> Objective A:
In the bug report about the cascaded standby, which PostgreSQL version was the cluster running?
> Objective B:
Please print the cascaded standby bug report from "Our customer encountered" to "SB1 -> SB2.".

> Document passage:
[bug fix] Cascaded standby cannot start after a clean shutdown

From: "Tsunakawa, Takayuki" <tsunakawa(dot)takay(at)jp(dot)fujitsu(dot)com>
To: "pgsql-hackers(at)postgresql(dot)org" <pgsql-hackers(at)postgresql(dot)org>
Subject: [bug fix] Cascaded standby cannot start after a clean shutdown
Date: 2018-02-14 04:37:05
Message-ID: 0A3221C70F24FB45833433255569204D1F8B57AD@G01JPEXMBYT05
Views: Raw Message | Whole Thread | Download mbox | Resend email
Thread:
Lists: pgsql-hackers

Hello,

Our customer encountered a rare bug of PostgreSQL which prevents a cascaded standby from starting up. The attached patch is a fix for it. I hope this will be back-patched. I'll add this to the next CF.

PROBLEM
==============================

The PostgreSQL version is 9.5. The cluster consists of a master, a cascading standby (SB1), and a cascaded standby (SB2). The WAL flows like this: master -> SB1 -> SB2.

The user shut down SB2 and tried to restart it, but failed with the following message:

FATAL: invalid memory alloc request size 3075129344

The master and SB1 continued to run.

CAUSE
==============================

total_len in the code below was about 3GB, so palloc() rejected the memory allocation request.

[xlogreader.c]
record = (XLogRecord *) (state->readBuf + RecPtr % XLOG_BLCKSZ);
total_len = record->xl_tot_len;
...
/*
* Enlarge readRecordBuf as needed.
*/
if (total_len > state->readRecordBufSize &&
!allocate_recordbuf(state, total_len))
{

Why was XLogRecord->xl_tot_len so big? That's because the XLOG reader read the garbage portion in a WAL file, which is immediately after the end of valid WAL records.

> Data listing:
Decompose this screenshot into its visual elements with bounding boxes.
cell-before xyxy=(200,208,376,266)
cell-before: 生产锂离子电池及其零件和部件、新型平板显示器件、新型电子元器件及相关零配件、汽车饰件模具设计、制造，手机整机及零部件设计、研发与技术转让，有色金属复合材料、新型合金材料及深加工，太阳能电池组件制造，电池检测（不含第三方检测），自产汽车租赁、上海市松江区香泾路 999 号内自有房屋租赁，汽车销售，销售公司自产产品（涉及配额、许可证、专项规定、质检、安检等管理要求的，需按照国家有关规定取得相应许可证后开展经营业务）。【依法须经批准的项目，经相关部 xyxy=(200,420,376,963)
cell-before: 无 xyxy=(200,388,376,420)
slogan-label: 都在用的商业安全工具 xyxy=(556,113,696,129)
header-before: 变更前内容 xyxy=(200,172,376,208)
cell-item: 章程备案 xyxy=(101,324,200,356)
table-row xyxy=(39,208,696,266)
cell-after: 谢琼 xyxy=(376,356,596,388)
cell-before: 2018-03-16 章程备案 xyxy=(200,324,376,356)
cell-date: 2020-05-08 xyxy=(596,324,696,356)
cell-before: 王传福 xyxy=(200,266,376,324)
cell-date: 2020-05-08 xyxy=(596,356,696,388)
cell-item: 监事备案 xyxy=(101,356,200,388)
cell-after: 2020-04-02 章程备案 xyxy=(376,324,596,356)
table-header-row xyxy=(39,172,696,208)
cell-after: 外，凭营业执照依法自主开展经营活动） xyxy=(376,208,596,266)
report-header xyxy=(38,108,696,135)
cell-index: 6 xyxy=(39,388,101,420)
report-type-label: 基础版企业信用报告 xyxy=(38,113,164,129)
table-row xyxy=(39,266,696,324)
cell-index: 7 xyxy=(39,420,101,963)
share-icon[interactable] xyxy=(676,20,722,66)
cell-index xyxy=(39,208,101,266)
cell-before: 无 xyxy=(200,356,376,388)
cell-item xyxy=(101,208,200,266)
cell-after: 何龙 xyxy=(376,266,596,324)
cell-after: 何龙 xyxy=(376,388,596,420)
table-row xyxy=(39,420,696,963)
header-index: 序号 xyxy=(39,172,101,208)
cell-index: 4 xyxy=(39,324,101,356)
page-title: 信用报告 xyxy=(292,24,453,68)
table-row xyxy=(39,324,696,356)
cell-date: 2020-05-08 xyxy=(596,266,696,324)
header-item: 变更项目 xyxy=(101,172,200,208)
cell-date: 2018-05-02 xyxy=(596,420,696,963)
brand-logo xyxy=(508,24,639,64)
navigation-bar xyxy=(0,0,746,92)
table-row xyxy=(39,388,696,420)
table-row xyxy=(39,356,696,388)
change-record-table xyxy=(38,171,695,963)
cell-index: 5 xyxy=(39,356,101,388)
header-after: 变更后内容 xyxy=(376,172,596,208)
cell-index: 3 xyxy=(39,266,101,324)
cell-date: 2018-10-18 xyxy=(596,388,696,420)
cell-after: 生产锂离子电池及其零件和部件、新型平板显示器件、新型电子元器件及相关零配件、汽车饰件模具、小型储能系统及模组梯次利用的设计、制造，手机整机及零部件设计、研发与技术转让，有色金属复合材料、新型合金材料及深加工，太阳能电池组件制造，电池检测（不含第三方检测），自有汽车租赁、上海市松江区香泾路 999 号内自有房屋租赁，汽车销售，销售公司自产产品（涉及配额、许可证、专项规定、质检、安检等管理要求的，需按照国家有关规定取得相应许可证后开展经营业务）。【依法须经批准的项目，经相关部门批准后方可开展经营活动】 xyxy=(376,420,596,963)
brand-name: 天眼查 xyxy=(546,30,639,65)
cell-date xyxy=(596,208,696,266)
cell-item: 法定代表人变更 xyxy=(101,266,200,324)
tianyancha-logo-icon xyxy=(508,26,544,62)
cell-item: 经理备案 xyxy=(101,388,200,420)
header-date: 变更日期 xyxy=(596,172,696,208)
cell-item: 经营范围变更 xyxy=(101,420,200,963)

> Correct output A:
9.5

> Correct output B:
Our customer encountered a rare bug of PostgreSQL which prevents a cascaded standby from starting up. The attached patch is a fix for it. I hope this will be back-patched. I'll add this to the next CF.

PROBLEM
==============================

The PostgreSQL version is 9.5. The cluster consists of a master, a cascading standby (SB1), and a cascaded standby (SB2). The WAL flows like this: master -> SB1 -> SB2.